Exercise requirements:
Will you write out the data exactly, excluding every picture?
:: Dataset entries ::
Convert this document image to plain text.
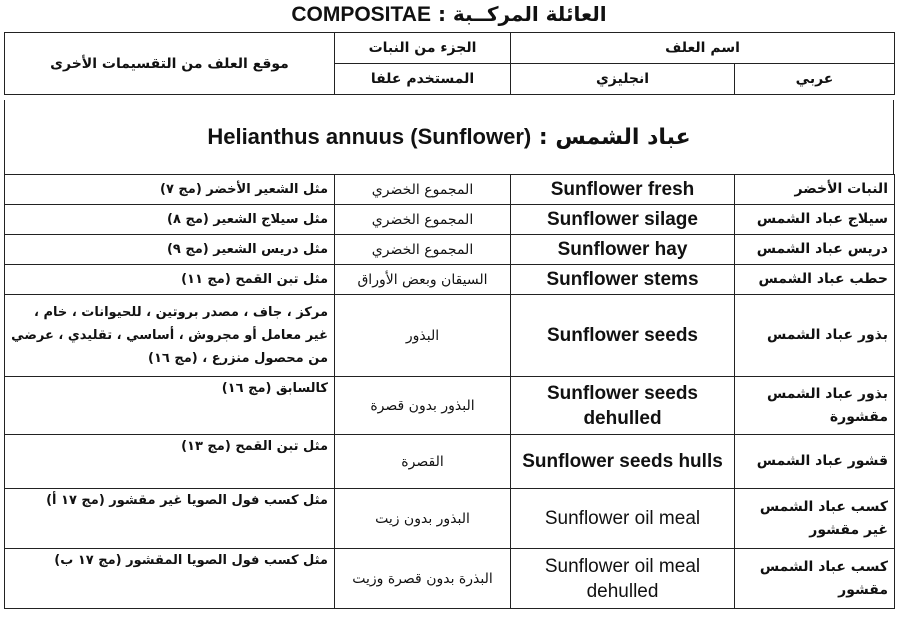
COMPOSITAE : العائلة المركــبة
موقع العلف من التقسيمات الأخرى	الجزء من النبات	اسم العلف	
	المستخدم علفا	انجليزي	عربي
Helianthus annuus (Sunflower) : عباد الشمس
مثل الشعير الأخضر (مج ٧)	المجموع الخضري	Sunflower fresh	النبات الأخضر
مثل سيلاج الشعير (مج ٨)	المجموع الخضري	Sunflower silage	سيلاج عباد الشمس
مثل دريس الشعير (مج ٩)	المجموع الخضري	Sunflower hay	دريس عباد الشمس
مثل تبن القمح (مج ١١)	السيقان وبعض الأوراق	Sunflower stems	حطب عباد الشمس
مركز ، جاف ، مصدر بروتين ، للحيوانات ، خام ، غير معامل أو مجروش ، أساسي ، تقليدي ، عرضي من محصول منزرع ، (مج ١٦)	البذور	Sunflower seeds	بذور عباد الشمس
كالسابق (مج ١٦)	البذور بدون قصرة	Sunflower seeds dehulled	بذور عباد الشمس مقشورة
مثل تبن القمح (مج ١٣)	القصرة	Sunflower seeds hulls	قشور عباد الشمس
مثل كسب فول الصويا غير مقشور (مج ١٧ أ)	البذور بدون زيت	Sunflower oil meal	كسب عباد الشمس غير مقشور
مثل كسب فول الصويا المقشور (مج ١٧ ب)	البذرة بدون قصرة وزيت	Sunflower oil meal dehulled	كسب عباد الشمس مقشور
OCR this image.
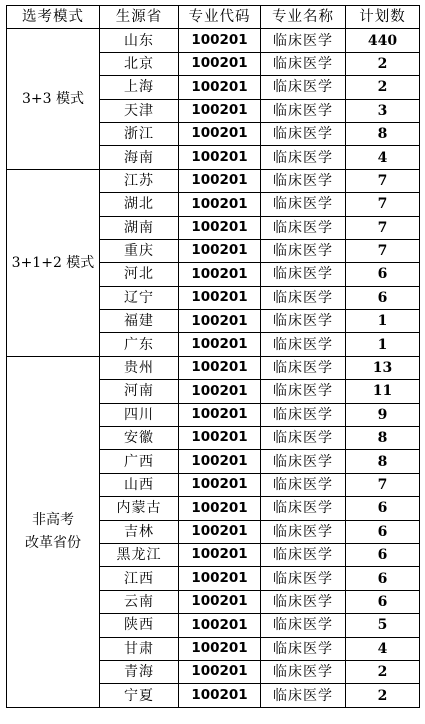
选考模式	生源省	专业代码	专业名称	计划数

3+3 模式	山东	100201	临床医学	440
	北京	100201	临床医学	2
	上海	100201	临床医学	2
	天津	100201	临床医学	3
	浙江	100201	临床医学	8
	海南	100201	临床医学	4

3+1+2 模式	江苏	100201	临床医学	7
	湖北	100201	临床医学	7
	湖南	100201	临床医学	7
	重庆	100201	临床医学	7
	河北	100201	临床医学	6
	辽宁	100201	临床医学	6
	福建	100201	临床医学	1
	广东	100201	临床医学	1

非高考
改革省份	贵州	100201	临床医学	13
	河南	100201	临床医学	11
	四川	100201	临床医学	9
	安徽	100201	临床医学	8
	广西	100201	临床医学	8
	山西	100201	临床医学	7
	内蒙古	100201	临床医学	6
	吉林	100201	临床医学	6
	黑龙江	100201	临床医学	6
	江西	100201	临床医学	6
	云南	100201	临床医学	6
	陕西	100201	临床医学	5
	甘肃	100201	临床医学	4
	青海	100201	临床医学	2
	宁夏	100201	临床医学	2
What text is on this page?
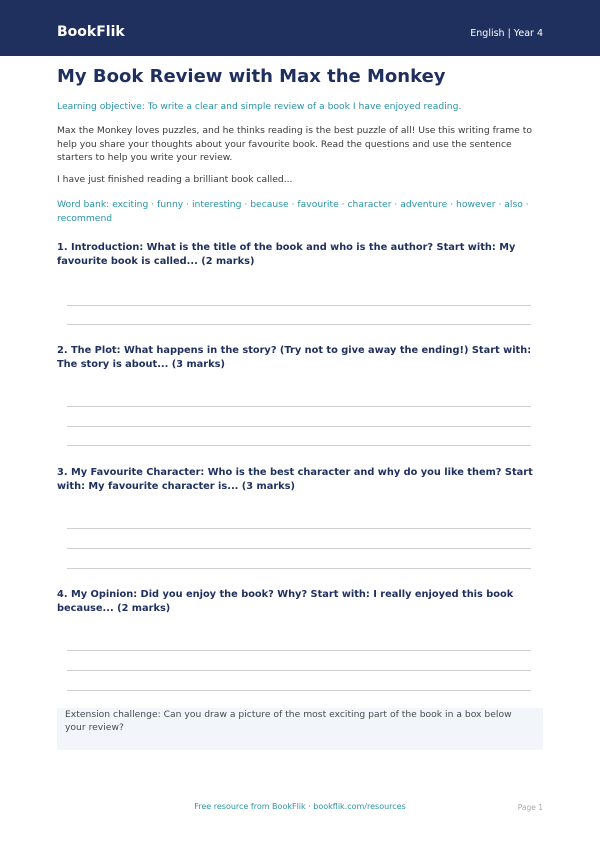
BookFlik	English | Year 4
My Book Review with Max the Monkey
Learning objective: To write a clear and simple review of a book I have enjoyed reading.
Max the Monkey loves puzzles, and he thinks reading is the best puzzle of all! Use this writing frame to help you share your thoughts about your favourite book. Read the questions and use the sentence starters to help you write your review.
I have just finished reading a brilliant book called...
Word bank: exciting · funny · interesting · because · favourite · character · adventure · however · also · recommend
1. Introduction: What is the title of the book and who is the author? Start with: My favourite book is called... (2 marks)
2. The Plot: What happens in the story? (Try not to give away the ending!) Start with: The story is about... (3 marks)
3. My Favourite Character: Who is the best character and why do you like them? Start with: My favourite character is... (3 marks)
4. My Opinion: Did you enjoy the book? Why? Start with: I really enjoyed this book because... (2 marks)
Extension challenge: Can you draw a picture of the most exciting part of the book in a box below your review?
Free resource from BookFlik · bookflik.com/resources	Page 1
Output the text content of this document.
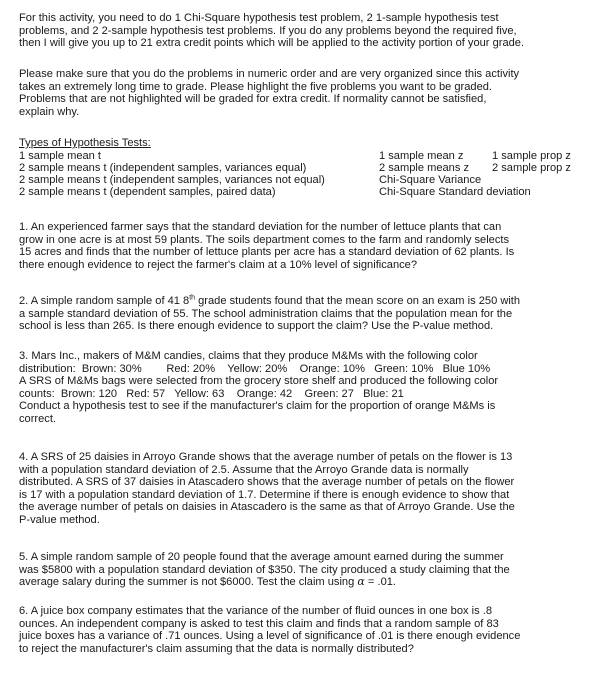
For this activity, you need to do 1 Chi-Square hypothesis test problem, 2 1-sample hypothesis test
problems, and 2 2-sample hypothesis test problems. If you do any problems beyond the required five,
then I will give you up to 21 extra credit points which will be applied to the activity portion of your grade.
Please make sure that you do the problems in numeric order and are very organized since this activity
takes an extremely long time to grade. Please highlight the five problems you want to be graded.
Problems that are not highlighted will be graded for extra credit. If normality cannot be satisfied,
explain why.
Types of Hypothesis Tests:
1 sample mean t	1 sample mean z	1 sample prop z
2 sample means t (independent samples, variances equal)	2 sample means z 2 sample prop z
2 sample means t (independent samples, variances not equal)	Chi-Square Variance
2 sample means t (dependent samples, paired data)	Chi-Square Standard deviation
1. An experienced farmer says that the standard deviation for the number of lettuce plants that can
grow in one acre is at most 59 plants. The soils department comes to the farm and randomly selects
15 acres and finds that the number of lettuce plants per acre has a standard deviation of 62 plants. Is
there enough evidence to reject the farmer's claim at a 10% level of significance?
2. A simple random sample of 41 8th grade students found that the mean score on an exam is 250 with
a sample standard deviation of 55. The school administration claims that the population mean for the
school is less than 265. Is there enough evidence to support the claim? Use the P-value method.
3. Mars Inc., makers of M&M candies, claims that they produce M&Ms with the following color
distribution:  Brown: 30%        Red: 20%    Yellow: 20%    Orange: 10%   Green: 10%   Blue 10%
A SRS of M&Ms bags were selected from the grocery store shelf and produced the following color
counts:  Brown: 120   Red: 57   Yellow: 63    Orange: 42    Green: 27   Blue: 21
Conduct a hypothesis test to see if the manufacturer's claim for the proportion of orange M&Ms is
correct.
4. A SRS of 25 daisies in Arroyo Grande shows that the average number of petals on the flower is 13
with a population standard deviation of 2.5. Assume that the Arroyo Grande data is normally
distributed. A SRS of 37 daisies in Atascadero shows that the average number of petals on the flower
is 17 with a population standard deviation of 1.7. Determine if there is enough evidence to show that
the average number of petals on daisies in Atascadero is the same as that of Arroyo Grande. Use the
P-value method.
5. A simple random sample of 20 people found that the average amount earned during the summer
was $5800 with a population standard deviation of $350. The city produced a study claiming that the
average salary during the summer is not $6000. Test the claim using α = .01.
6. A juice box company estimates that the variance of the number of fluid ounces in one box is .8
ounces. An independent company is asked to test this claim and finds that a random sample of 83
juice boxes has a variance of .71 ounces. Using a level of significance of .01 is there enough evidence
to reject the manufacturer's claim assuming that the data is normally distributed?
:::
Output of the task:
Convert this document image to plain text.
COMPOSITAE : العائلة المركــبة
موقع العلف من التقسيمات الأخرى	الجزء من النبات	اسم العلف	
	المستخدم علفا	انجليزي	عربي
Helianthus annuus (Sunflower) : عباد الشمس
مثل الشعير الأخضر (مج ٧)	المجموع الخضري	Sunflower fresh	النبات الأخضر
مثل سيلاج الشعير (مج ٨)	المجموع الخضري	Sunflower silage	سيلاج عباد الشمس
مثل دريس الشعير (مج ٩)	المجموع الخضري	Sunflower hay	دريس عباد الشمس
مثل تبن القمح (مج ١١)	السيقان وبعض الأوراق	Sunflower stems	حطب عباد الشمس
مركز ، جاف ، مصدر بروتين ، للحيوانات ، خام ، غير معامل أو مجروش ، أساسي ، تقليدي ، عرضي من محصول منزرع ، (مج ١٦)	البذور	Sunflower seeds	بذور عباد الشمس
كالسابق (مج ١٦)	البذور بدون قصرة	Sunflower seeds dehulled	بذور عباد الشمس مقشورة
مثل تبن القمح (مج ١٣)	القصرة	Sunflower seeds hulls	قشور عباد الشمس
مثل كسب فول الصويا غير مقشور (مج ١٧ أ)	البذور بدون زيت	Sunflower oil meal	كسب عباد الشمس غير مقشور
مثل كسب فول الصويا المقشور (مج ١٧ ب)	البذرة بدون قصرة وزيت	Sunflower oil meal dehulled	كسب عباد الشمس مقشور
OCR this image.
选考模式	生源省	专业代码	专业名称	计划数

3+3 模式	山东	100201	临床医学	440
	北京	100201	临床医学	2
	上海	100201	临床医学	2
	天津	100201	临床医学	3
	浙江	100201	临床医学	8
	海南	100201	临床医学	4

3+1+2 模式	江苏	100201	临床医学	7
	湖北	100201	临床医学	7
	湖南	100201	临床医学	7
	重庆	100201	临床医学	7
	河北	100201	临床医学	6
	辽宁	100201	临床医学	6
	福建	100201	临床医学	1
	广东	100201	临床医学	1

非高考
改革省份	贵州	100201	临床医学	13
	河南	100201	临床医学	11
	四川	100201	临床医学	9
	安徽	100201	临床医学	8
	广西	100201	临床医学	8
	山西	100201	临床医学	7
	内蒙古	100201	临床医学	6
	吉林	100201	临床医学	6
	黑龙江	100201	临床医学	6
	江西	100201	临床医学	6
	云南	100201	临床医学	6
	陕西	100201	临床医学	5
	甘肃	100201	临床医学	4
	青海	100201	临床医学	2
	宁夏	100201	临床医学	2
What text is on this page?
BookFlik	English | Year 4
My Book Review with Max the Monkey
Learning objective: To write a clear and simple review of a book I have enjoyed reading.
Max the Monkey loves puzzles, and he thinks reading is the best puzzle of all! Use this writing frame to help you share your thoughts about your favourite book. Read the questions and use the sentence starters to help you write your review.
I have just finished reading a brilliant book called...
Word bank: exciting · funny · interesting · because · favourite · character · adventure · however · also · recommend
1. Introduction: What is the title of the book and who is the author? Start with: My favourite book is called... (2 marks)
2. The Plot: What happens in the story? (Try not to give away the ending!) Start with: The story is about... (3 marks)
3. My Favourite Character: Who is the best character and why do you like them? Start with: My favourite character is... (3 marks)
4. My Opinion: Did you enjoy the book? Why? Start with: I really enjoyed this book because... (2 marks)
Extension challenge: Can you draw a picture of the most exciting part of the book in a box below your review?
Free resource from BookFlik · bookflik.com/resources	Page 1
Output the text content of this document.
For this activity, you need to do 1 Chi-Square hypothesis test problem, 2 1-sample hypothesis test
problems, and 2 2-sample hypothesis test problems. If you do any problems beyond the required five,
then I will give you up to 21 extra credit points which will be applied to the activity portion of your grade.
Please make sure that you do the problems in numeric order and are very organized since this activity
takes an extremely long time to grade. Please highlight the five problems you want to be graded.
Problems that are not highlighted will be graded for extra credit. If normality cannot be satisfied,
explain why.
Types of Hypothesis Tests:
1 sample mean t	1 sample mean z	1 sample prop z
2 sample means t (independent samples, variances equal)	2 sample means z 2 sample prop z
2 sample means t (independent samples, variances not equal)	Chi-Square Variance
2 sample means t (dependent samples, paired data)	Chi-Square Standard deviation
1. An experienced farmer says that the standard deviation for the number of lettuce plants that can
grow in one acre is at most 59 plants. The soils department comes to the farm and randomly selects
15 acres and finds that the number of lettuce plants per acre has a standard deviation of 62 plants. Is
there enough evidence to reject the farmer's claim at a 10% level of significance?
2. A simple random sample of 41 8th grade students found that the mean score on an exam is 250 with
a sample standard deviation of 55. The school administration claims that the population mean for the
school is less than 265. Is there enough evidence to support the claim? Use the P-value method.
3. Mars Inc., makers of M&M candies, claims that they produce M&Ms with the following color
distribution:  Brown: 30%        Red: 20%    Yellow: 20%    Orange: 10%   Green: 10%   Blue 10%
A SRS of M&Ms bags were selected from the grocery store shelf and produced the following color
counts:  Brown: 120   Red: 57   Yellow: 63    Orange: 42    Green: 27   Blue: 21
Conduct a hypothesis test to see if the manufacturer's claim for the proportion of orange M&Ms is
correct.
4. A SRS of 25 daisies in Arroyo Grande shows that the average number of petals on the flower is 13
with a population standard deviation of 2.5. Assume that the Arroyo Grande data is normally
distributed. A SRS of 37 daisies in Atascadero shows that the average number of petals on the flower
is 17 with a population standard deviation of 1.7. Determine if there is enough evidence to show that
the average number of petals on daisies in Atascadero is the same as that of Arroyo Grande. Use the
P-value method.
5. A simple random sample of 20 people found that the average amount earned during the summer
was $5800 with a population standard deviation of $350. The city produced a study claiming that the
average salary during the summer is not $6000. Test the claim using α = .01.
6. A juice box company estimates that the variance of the number of fluid ounces in one box is .8
ounces. An independent company is asked to test this claim and finds that a random sample of 83
juice boxes has a variance of .71 ounces. Using a level of significance of .01 is there enough evidence
to reject the manufacturer's claim assuming that the data is normally distributed?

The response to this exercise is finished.